- What the task asks:
Check every line of the entries below for the word "icon", and copy the ones that have it.

- Provided data:

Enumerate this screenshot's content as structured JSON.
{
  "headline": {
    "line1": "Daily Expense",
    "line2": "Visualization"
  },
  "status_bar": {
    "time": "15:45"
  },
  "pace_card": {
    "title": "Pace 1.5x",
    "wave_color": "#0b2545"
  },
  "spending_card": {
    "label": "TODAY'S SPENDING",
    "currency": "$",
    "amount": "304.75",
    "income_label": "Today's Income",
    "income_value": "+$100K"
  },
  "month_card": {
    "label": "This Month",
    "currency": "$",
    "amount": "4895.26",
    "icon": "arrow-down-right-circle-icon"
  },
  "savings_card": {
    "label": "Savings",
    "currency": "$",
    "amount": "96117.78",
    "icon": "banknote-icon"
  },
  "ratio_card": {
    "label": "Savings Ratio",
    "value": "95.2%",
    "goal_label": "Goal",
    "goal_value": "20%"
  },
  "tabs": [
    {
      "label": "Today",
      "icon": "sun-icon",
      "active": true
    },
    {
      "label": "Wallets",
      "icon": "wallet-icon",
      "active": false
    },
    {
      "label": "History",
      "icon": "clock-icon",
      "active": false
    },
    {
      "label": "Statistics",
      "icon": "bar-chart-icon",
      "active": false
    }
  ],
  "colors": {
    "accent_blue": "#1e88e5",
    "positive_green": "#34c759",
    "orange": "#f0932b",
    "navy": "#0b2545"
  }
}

* * *

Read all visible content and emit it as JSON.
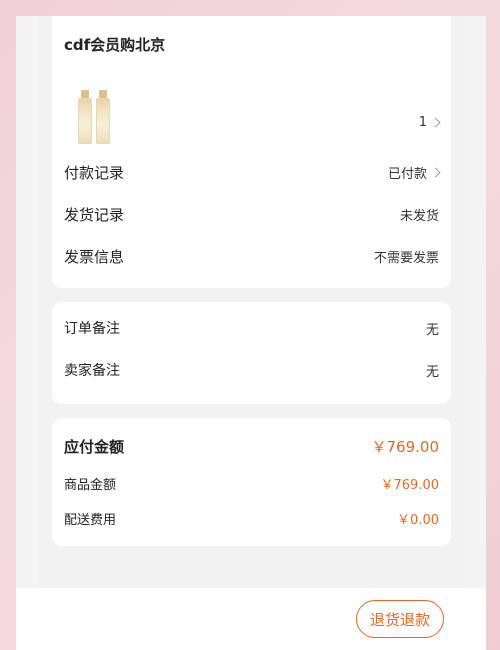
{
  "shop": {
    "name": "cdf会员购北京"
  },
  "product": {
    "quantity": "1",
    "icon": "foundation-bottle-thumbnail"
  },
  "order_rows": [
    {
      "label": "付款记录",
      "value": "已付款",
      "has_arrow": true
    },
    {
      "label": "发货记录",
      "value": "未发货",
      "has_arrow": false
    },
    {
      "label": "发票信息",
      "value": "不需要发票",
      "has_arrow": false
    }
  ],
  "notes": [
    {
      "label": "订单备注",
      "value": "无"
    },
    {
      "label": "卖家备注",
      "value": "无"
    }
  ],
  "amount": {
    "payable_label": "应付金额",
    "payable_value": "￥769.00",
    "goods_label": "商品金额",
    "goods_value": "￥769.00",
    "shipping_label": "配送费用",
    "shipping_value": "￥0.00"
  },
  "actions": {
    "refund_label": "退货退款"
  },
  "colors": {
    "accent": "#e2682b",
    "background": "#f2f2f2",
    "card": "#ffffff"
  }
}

- Result:
    "icon": "arrow-down-right-circle-icon"
    "icon": "banknote-icon"
      "icon": "sun-icon",
      "icon": "wallet-icon",
      "icon": "clock-icon",
      "icon": "bar-chart-icon",
    "icon": "foundation-bottle-thumbnail"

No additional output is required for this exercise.